Entries taken from a collection
——————

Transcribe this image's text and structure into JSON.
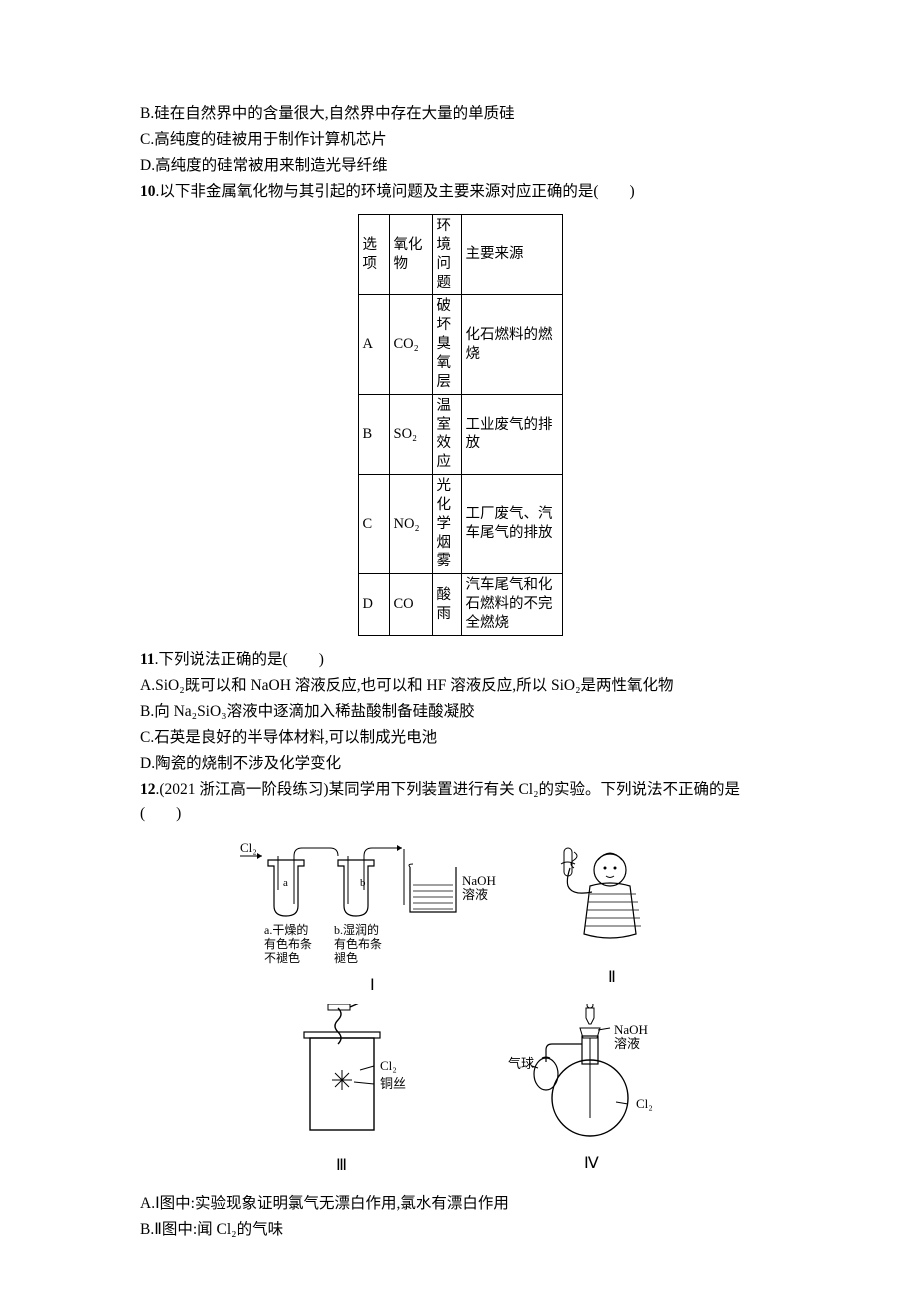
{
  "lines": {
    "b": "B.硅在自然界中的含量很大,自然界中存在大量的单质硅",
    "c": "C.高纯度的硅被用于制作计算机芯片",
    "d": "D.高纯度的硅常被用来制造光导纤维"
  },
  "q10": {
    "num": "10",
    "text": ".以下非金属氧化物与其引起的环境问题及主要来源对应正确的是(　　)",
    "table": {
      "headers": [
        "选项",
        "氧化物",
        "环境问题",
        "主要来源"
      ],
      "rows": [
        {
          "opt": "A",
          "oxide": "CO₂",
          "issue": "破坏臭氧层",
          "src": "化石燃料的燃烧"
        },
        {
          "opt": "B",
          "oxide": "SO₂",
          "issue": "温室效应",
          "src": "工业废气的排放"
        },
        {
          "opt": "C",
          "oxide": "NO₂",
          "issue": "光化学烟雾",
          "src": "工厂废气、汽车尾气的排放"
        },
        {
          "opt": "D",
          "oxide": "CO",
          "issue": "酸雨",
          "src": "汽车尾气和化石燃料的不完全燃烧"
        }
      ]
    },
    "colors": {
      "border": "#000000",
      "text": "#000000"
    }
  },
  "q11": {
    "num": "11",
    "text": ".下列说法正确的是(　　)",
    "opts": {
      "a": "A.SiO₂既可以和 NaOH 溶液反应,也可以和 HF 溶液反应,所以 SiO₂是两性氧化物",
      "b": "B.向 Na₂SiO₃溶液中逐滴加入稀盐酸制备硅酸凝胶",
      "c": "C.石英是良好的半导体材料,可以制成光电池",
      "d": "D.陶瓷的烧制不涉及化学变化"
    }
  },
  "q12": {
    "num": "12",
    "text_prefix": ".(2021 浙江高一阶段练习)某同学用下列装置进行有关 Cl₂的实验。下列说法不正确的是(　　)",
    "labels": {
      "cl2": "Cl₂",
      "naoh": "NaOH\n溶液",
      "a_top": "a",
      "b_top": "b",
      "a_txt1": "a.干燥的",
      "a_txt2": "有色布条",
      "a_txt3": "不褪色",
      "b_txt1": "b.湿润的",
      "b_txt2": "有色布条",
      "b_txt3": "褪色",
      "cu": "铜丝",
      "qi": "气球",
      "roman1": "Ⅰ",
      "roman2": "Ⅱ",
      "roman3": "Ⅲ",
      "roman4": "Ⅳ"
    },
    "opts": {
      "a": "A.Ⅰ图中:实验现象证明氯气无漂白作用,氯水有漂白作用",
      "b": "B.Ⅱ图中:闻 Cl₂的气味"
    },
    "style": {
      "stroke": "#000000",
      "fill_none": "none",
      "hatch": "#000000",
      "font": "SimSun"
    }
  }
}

——————

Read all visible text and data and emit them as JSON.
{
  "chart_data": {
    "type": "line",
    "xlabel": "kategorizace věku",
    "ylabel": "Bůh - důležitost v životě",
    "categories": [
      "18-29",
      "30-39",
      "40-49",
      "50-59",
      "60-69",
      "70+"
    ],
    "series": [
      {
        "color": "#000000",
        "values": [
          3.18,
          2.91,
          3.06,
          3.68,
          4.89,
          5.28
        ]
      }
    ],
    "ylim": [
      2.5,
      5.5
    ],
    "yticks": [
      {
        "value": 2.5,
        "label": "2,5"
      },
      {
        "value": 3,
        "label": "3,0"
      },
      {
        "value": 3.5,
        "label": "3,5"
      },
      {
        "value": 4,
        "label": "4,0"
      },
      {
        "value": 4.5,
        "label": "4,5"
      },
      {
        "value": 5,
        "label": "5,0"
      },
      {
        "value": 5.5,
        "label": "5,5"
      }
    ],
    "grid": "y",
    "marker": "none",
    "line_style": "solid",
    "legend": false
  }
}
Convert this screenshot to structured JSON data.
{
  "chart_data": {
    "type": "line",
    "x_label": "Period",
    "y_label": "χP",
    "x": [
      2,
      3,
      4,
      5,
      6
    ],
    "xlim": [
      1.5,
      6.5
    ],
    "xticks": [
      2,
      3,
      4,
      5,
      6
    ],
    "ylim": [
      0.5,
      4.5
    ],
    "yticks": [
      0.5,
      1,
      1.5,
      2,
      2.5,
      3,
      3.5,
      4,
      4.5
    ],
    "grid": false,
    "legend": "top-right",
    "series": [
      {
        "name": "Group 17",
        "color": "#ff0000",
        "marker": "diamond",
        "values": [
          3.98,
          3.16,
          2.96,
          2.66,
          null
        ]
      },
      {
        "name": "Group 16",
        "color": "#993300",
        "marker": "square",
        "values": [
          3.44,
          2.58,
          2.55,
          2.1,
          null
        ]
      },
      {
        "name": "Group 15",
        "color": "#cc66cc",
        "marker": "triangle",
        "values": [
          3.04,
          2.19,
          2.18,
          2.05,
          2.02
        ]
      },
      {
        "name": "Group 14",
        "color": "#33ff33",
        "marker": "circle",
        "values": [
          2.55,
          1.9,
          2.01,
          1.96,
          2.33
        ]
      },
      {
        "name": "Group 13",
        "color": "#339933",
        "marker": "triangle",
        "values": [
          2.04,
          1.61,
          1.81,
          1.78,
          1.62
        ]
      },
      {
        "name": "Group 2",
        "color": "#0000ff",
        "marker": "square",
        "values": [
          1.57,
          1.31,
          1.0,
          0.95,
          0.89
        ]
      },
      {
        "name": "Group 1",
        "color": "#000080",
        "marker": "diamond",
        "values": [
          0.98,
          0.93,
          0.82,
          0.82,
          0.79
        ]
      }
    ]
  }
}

——————

### TASK DETAILS
Tally the lines above that contain the word "JSON", and reply with only the number.

### OUTPUT
3